**Short exercise:** Transcribe each line of the material as it is, and drop any picture.

[START Material shown]

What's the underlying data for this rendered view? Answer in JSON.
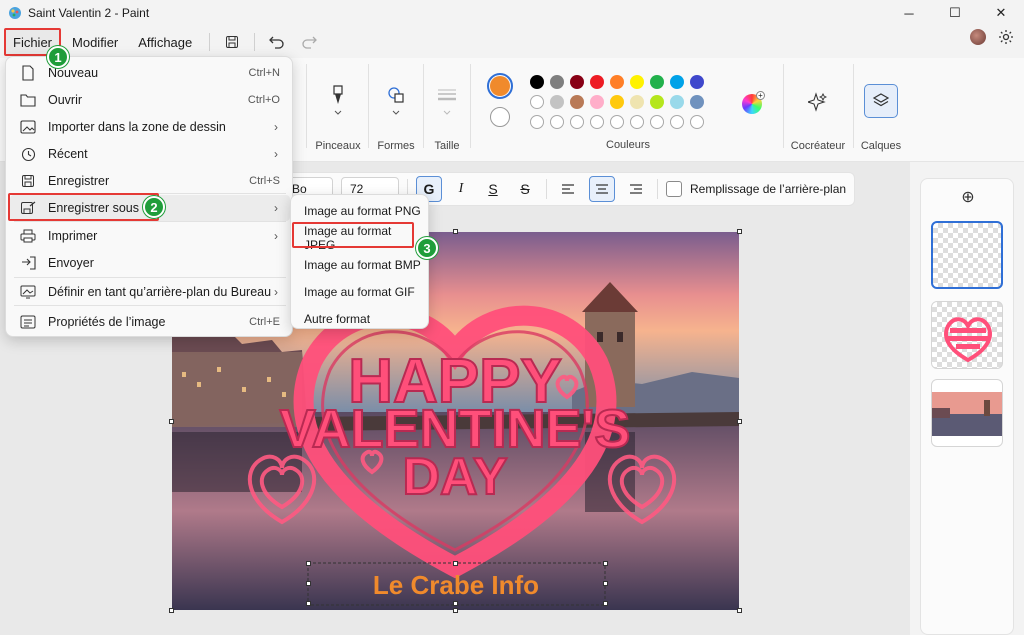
{
  "window": {
    "title": "Saint Valentin 2 - Paint",
    "minimize": "─",
    "maximize": "☐",
    "close": "✕"
  },
  "menubar": {
    "items": [
      "Fichier",
      "Modifier",
      "Affichage"
    ]
  },
  "ribbon": {
    "groups": {
      "brushes": "Pinceaux",
      "shapes": "Formes",
      "size": "Taille",
      "colors": "Couleurs",
      "cocreator": "Cocréateur",
      "layers": "Calques"
    },
    "primary_color": "#f08a2c",
    "secondary_color": "#ffffff",
    "palette": [
      "#000000",
      "#7f7f7f",
      "#880015",
      "#ed1c24",
      "#ff7f27",
      "#fff200",
      "#22b14c",
      "#00a2e8",
      "#3f48cc",
      "#a349a4",
      "#ffffff",
      "#c3c3c3",
      "#b97a57",
      "#ffaec9",
      "#ffc90e",
      "#efe4b0",
      "#b5e61d",
      "#99d9ea",
      "#7092be",
      "#c8bfe7"
    ]
  },
  "text_toolbar": {
    "font": "Bo",
    "size": "72",
    "bold": "G",
    "italic": "I",
    "underline": "S",
    "strike": "S",
    "fill_background": "Remplissage de l’arrière-plan"
  },
  "file_menu": {
    "items": [
      {
        "label": "Nouveau",
        "shortcut": "Ctrl+N",
        "icon": "new-file-icon"
      },
      {
        "label": "Ouvrir",
        "shortcut": "Ctrl+O",
        "icon": "folder-open-icon"
      },
      {
        "label": "Importer dans la zone de dessin",
        "arrow": "›",
        "icon": "import-image-icon"
      },
      {
        "label": "Récent",
        "arrow": "›",
        "icon": "clock-icon"
      },
      {
        "label": "Enregistrer",
        "shortcut": "Ctrl+S",
        "icon": "save-icon"
      },
      {
        "label": "Enregistrer sous",
        "arrow": "›",
        "icon": "save-as-icon"
      },
      {
        "label": "Imprimer",
        "arrow": "›",
        "icon": "printer-icon"
      },
      {
        "label": "Envoyer",
        "icon": "send-icon"
      },
      {
        "label": "Définir en tant qu’arrière-plan du Bureau",
        "arrow": "›",
        "icon": "desktop-background-icon"
      },
      {
        "label": "Propriétés de l’image",
        "shortcut": "Ctrl+E",
        "icon": "image-properties-icon"
      }
    ]
  },
  "save_as_submenu": {
    "items": [
      "Image au format PNG",
      "Image au format JPEG",
      "Image au format BMP",
      "Image au format GIF",
      "Autre format"
    ]
  },
  "canvas": {
    "headline_1": "HAPPY",
    "headline_2": "VALENTINE'S",
    "headline_3": "DAY",
    "watermark": "Le Crabe Info"
  },
  "layers_panel": {
    "add": "⊕"
  },
  "steps": [
    "1",
    "2",
    "3"
  ]
}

[END Material shown]

**Exercise solution:**
What's the underlying data for this rendered view? Answer in JSON.
{
  "window": {
    "title": "Saint Valentin 2 - Paint",
    "minimize": "─",
    "maximize": "☐",
    "close": "✕"
  },
  "menubar": {
    "items": [
      "Fichier",
      "Modifier",
      "Affichage"
    ]
  },
  "ribbon": {
    "groups": {
      "brushes": "Pinceaux",
      "shapes": "Formes",
      "size": "Taille",
      "colors": "Couleurs",
      "cocreator": "Cocréateur",
      "layers": "Calques"
    },
    "primary_color": "#f08a2c",
    "secondary_color": "#ffffff",
    "palette": [
      "#000000",
      "#7f7f7f",
      "#880015",
      "#ed1c24",
      "#ff7f27",
      "#fff200",
      "#22b14c",
      "#00a2e8",
      "#3f48cc",
      "#a349a4",
      "#ffffff",
      "#c3c3c3",
      "#b97a57",
      "#ffaec9",
      "#ffc90e",
      "#efe4b0",
      "#b5e61d",
      "#99d9ea",
      "#7092be",
      "#c8bfe7"
    ]
  },
  "text_toolbar": {
    "font": "Bo",
    "size": "72",
    "bold": "G",
    "italic": "I",
    "underline": "S",
    "strike": "S",
    "fill_background": "Remplissage de l’arrière-plan"
  },
  "file_menu": {
    "items": [
      {
        "label": "Nouveau",
        "shortcut": "Ctrl+N",
        "icon": "new-file-icon"
      },
      {
        "label": "Ouvrir",
        "shortcut": "Ctrl+O",
        "icon": "folder-open-icon"
      },
      {
        "label": "Importer dans la zone de dessin",
        "arrow": "›",
        "icon": "import-image-icon"
      },
      {
        "label": "Récent",
        "arrow": "›",
        "icon": "clock-icon"
      },
      {
        "label": "Enregistrer",
        "shortcut": "Ctrl+S",
        "icon": "save-icon"
      },
      {
        "label": "Enregistrer sous",
        "arrow": "›",
        "icon": "save-as-icon"
      },
      {
        "label": "Imprimer",
        "arrow": "›",
        "icon": "printer-icon"
      },
      {
        "label": "Envoyer",
        "icon": "send-icon"
      },
      {
        "label": "Définir en tant qu’arrière-plan du Bureau",
        "arrow": "›",
        "icon": "desktop-background-icon"
      },
      {
        "label": "Propriétés de l’image",
        "shortcut": "Ctrl+E",
        "icon": "image-properties-icon"
      }
    ]
  },
  "save_as_submenu": {
    "items": [
      "Image au format PNG",
      "Image au format JPEG",
      "Image au format BMP",
      "Image au format GIF",
      "Autre format"
    ]
  },
  "canvas": {
    "headline_1": "HAPPY",
    "headline_2": "VALENTINE'S",
    "headline_3": "DAY",
    "watermark": "Le Crabe Info"
  },
  "layers_panel": {
    "add": "⊕"
  },
  "steps": [
    "1",
    "2",
    "3"
  ]
}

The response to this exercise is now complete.